>> begin

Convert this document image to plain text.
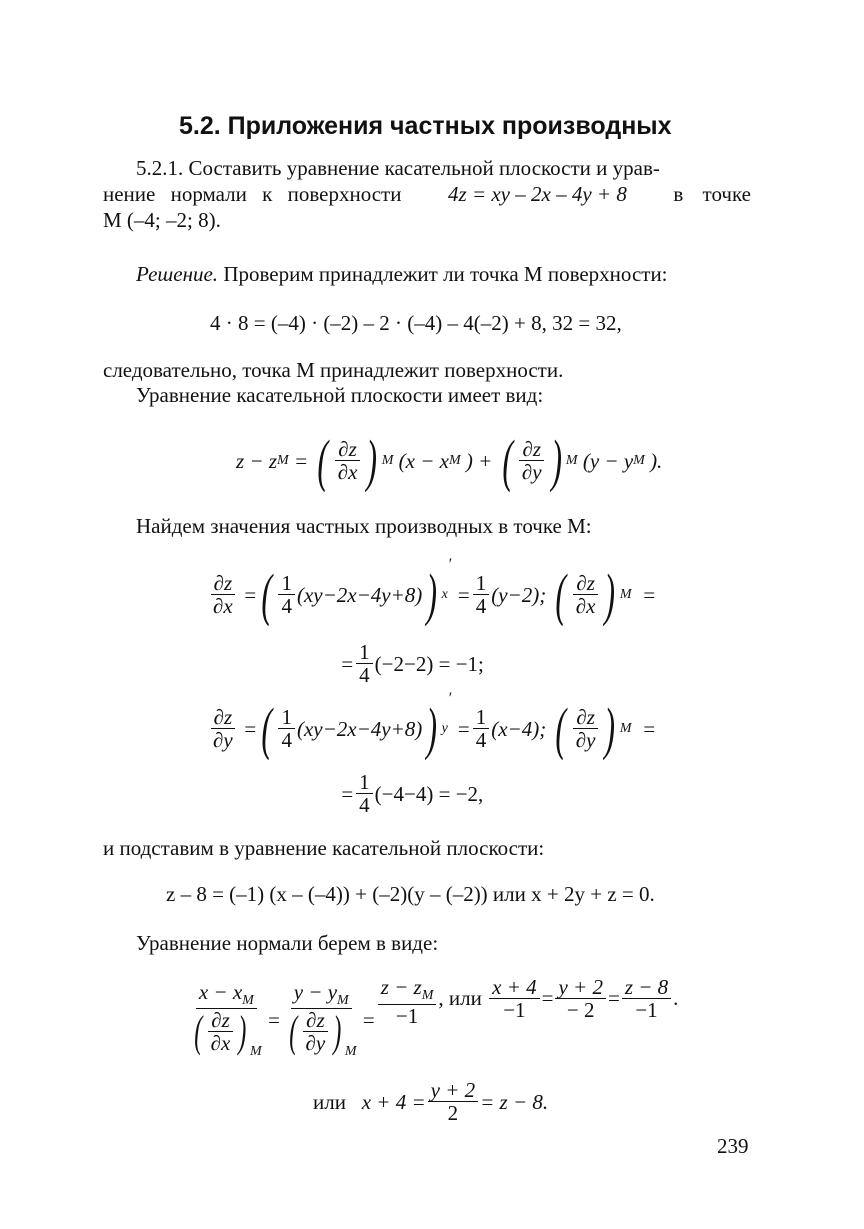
5.2. Приложения частных производных
5.2.1. Составить уравнение касательной плоскости и урав-
нение нормали к поверхности 4z = xy – 2x – 4y + 8 в точке
M (–4; –2; 8).
Решение. Проверим принадлежит ли точка M поверхности:
4 · 8 = (–4) · (–2) – 2 · (–4) – 4(–2) + 8, 32 = 32,
следовательно, точка M принадлежит поверхности.
Уравнение касательной плоскости имеет вид:
z − z M = ( $\frac{\partial z}{\partial x}$ ) M (x − x M ) + ( $\frac{\partial z}{\partial y}$ ) M (y − y M ).
Найдем значения частных производных в точке M:
$\frac{\partial z}{\partial x}$ = ( $\frac{1}{4} (xy-2x-4y+8)$ ) x
′
= $\frac{1}{4} (y-2)$; ( $\frac{\partial z}{\partial x}$ ) M =
= $\frac{1}{4} (-2-2) = -1$;
$\frac{\partial z}{\partial y}$ = ( $\frac{1}{4} (xy-2x-4y+8)$ ) y
′
= $\frac{1}{4} (x-4)$; ( $\frac{\partial z}{\partial y}$ ) M =
= $\frac{1}{4} (-4-4) = -2$,
и подставим в уравнение касательной плоскости:
z – 8 = (–1) (x – (–4)) + (–2)(y – (–2)) или x + 2y + z = 0.
Уравнение нормали берем в виде:
$\frac{x - x_M}{( \frac{\partial z}{\partial x} ) _M} = \frac{y - y_M}{( \frac{\partial z}{\partial y} ) _M} = \frac{z - z_M}{-1}$ , или $\frac{x + 4}{-1} = \frac{y + 2}{- 2} = \frac{z - 8}{-1}$ .
или $x + 4 = \frac{y + 2}{2} = z - 8$.
239
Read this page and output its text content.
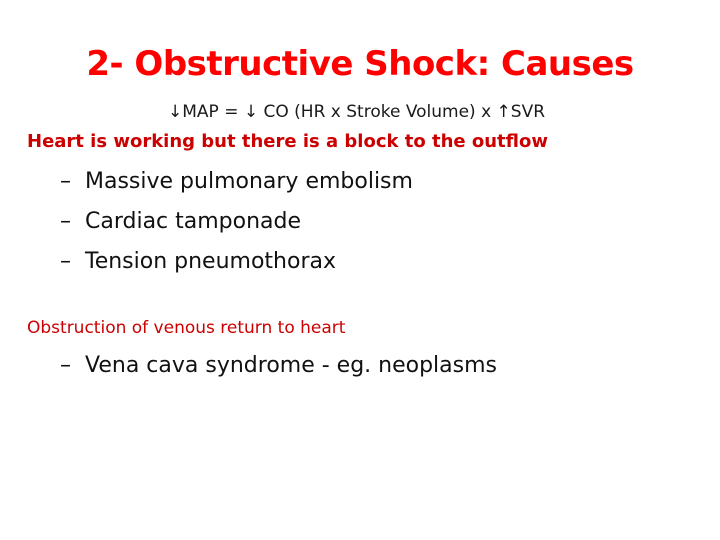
2- Obstructive Shock: Causes
↓MAP = ↓ CO (HR x Stroke Volume) x ↑SVR
Heart is working but there is a block to the outflow
– Massive pulmonary embolism
– Cardiac tamponade
– Tension pneumothorax
Obstruction of venous return to heart
– Vena cava syndrome - eg. neoplasms
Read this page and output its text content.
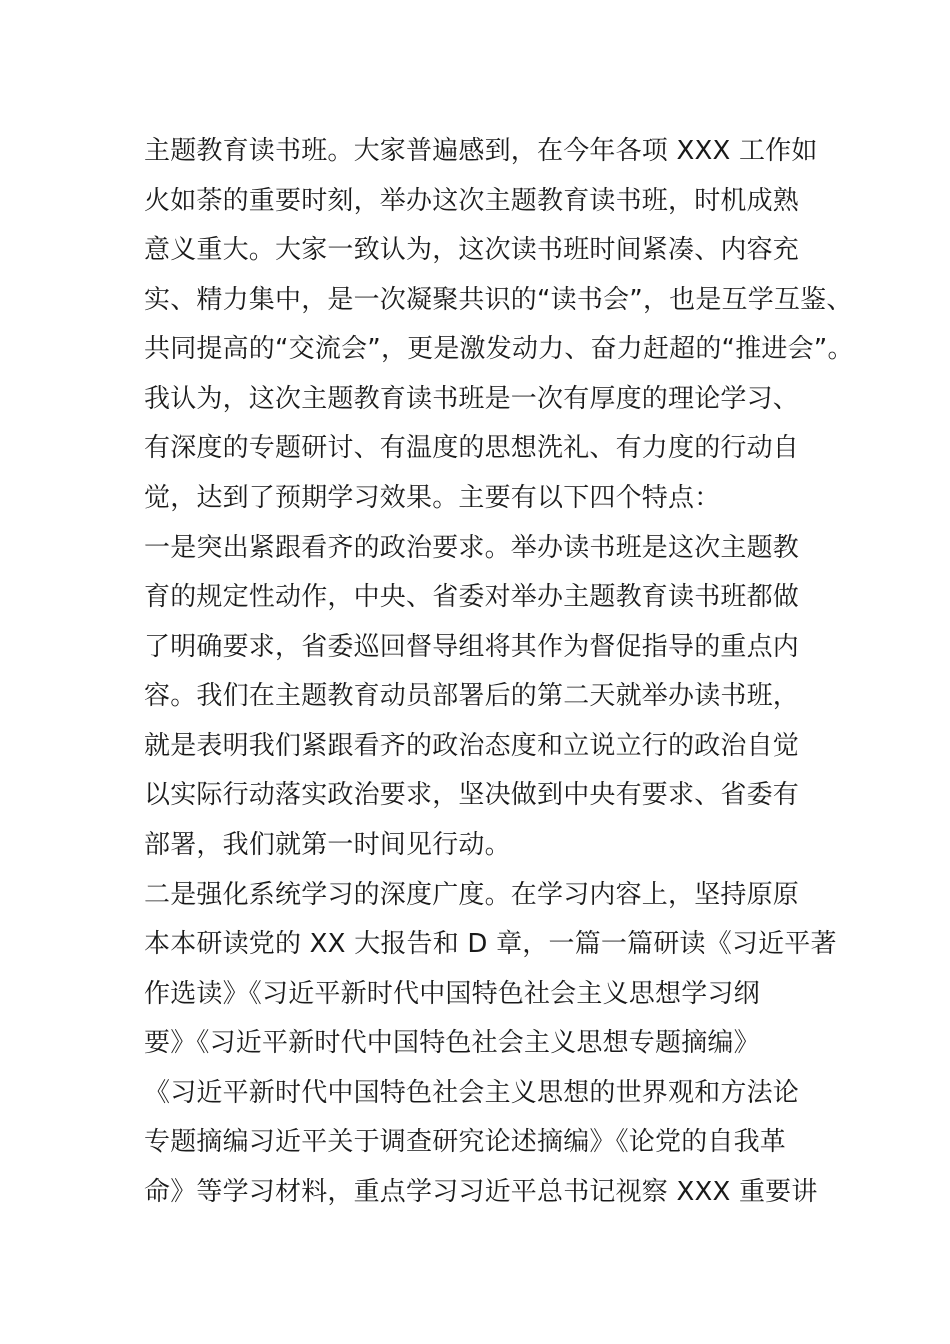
主题教育读书班。大家普遍感到，在今年各项 XXX 工作如
火如荼的重要时刻，举办这次主题教育读书班，时机成熟
意义重大。大家一致认为，这次读书班时间紧凑、内容充
实、精力集中，是一次凝聚共识的“读书会”，也是互学互鉴、
共同提高的“交流会”，更是激发动力、奋力赶超的“推进会”。
我认为，这次主题教育读书班是一次有厚度的理论学习、
有深度的专题研讨、有温度的思想洗礼、有力度的行动自
觉，达到了预期学习效果。主要有以下四个特点：
一是突出紧跟看齐的政治要求。举办读书班是这次主题教
育的规定性动作，中央、省委对举办主题教育读书班都做
了明确要求，省委巡回督导组将其作为督促指导的重点内
容。我们在主题教育动员部署后的第二天就举办读书班，
就是表明我们紧跟看齐的政治态度和立说立行的政治自觉
以实际行动落实政治要求，坚决做到中央有要求、省委有
部署，我们就第一时间见行动。
二是强化系统学习的深度广度。在学习内容上，坚持原原
本本研读党的 XX 大报告和 D 章，一篇一篇研读《习近平著
作选读》《习近平新时代中国特色社会主义思想学习纲
要》《习近平新时代中国特色社会主义思想专题摘编》
《习近平新时代中国特色社会主义思想的世界观和方法论
专题摘编习近平关于调查研究论述摘编》《论党的自我革
命》等学习材料，重点学习习近平总书记视察 XXX 重要讲
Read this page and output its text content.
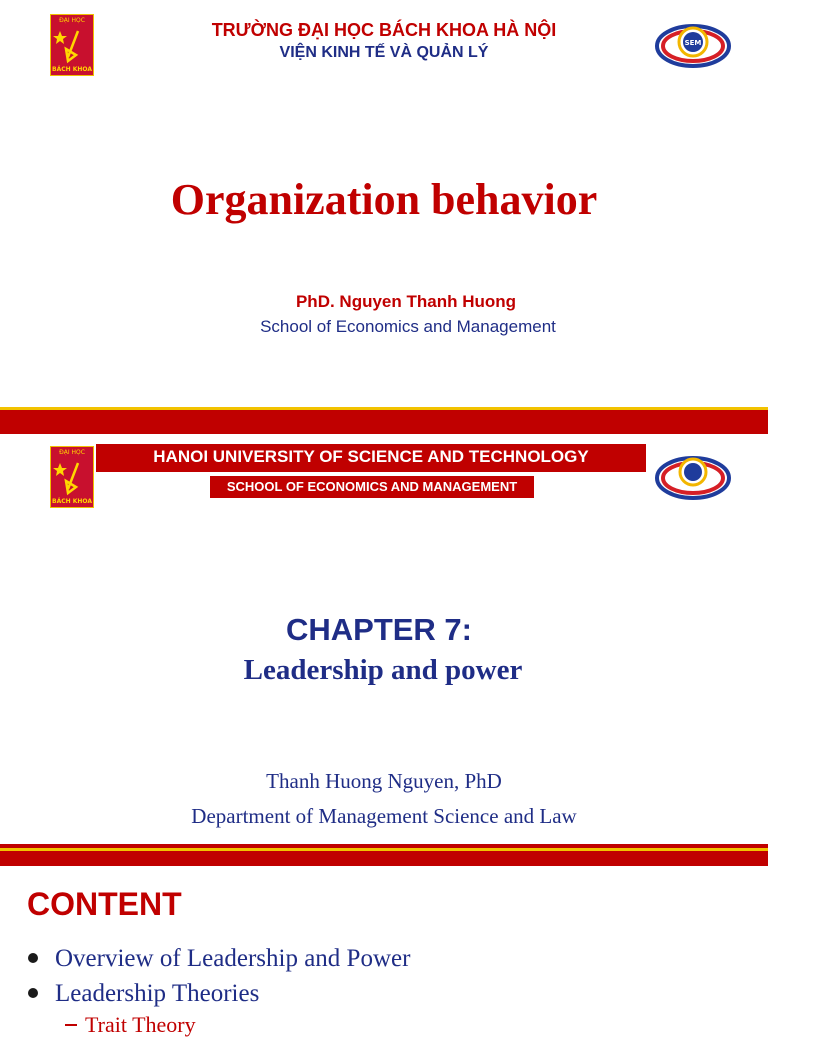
ĐẠI HỌC
BÁCH KHOA
SEM
TRƯỜNG ĐẠI HỌC BÁCH KHOA HÀ NỘI
VIỆN KINH TẾ VÀ QUẢN LÝ
Organization behavior
PhD. Nguyen Thanh Huong
School of Economics and Management
ĐẠI HỌC
BÁCH KHOA
HANOI UNIVERSITY OF SCIENCE AND TECHNOLOGY
SCHOOL OF ECONOMICS AND MANAGEMENT
CHAPTER 7:
Leadership and power
Thanh Huong Nguyen, PhD
Department of Management Science and Law
CONTENT
Overview of Leadership and Power
Leadership Theories
Trait Theory
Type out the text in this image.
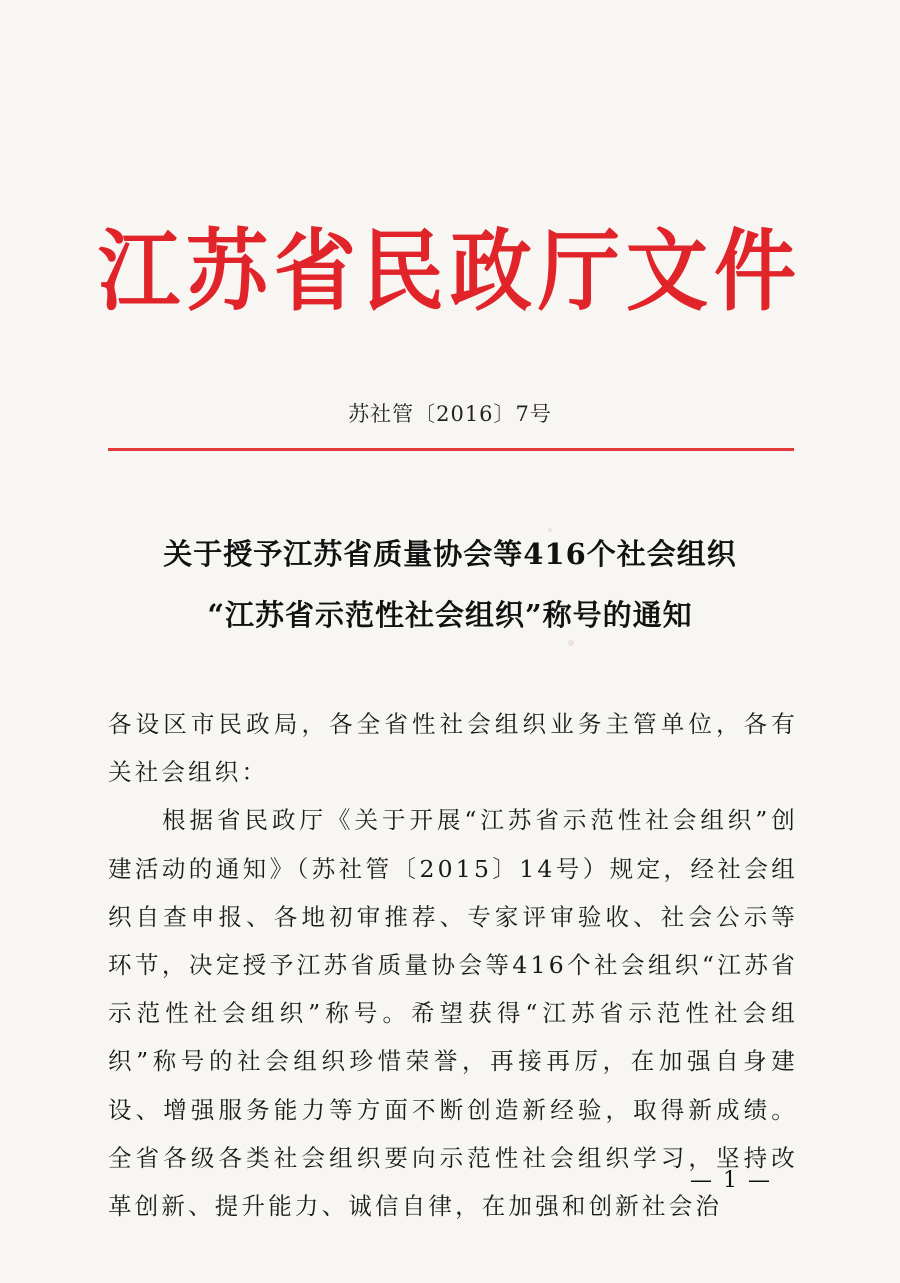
江苏省民政厅文件
苏社管〔2016〕7号
关于授予江苏省质量协会等416个社会组织
“江苏省示范性社会组织”称号的通知

各设区市民政局，各全省性社会组织业务主管单位，各有关社会组织：

根据省民政厅《关于开展“江苏省示范性社会组织”创建活动的通知》（苏社管〔2015〕14号）规定，经社会组织自查申报、各地初审推荐、专家评审验收、社会公示等环节，决定授予江苏省质量协会等416个社会组织“江苏省示范性社会组织”称号。希望获得“江苏省示范性社会组织”称号的社会组织珍惜荣誉，再接再厉，在加强自身建设、增强服务能力等方面不断创造新经验，取得新成绩。全省各级各类社会组织要向示范性社会组织学习，坚持改革创新、提升能力、诚信自律，在加强和创新社会治

— 1 —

>> end

Objective: Copy the final portion of the records: every line from the one containing "Type out the text in this image." through the last, word for word, without pictures.

Answer to the problem:
Type out the text in this image.
江苏省民政厅文件
苏社管〔2016〕7号
关于授予江苏省质量协会等416个社会组织
“江苏省示范性社会组织”称号的通知

各设区市民政局，各全省性社会组织业务主管单位，各有关社会组织：

根据省民政厅《关于开展“江苏省示范性社会组织”创建活动的通知》（苏社管〔2015〕14号）规定，经社会组织自查申报、各地初审推荐、专家评审验收、社会公示等环节，决定授予江苏省质量协会等416个社会组织“江苏省示范性社会组织”称号。希望获得“江苏省示范性社会组织”称号的社会组织珍惜荣誉，再接再厉，在加强自身建设、增强服务能力等方面不断创造新经验，取得新成绩。全省各级各类社会组织要向示范性社会组织学习，坚持改革创新、提升能力、诚信自律，在加强和创新社会治

— 1 —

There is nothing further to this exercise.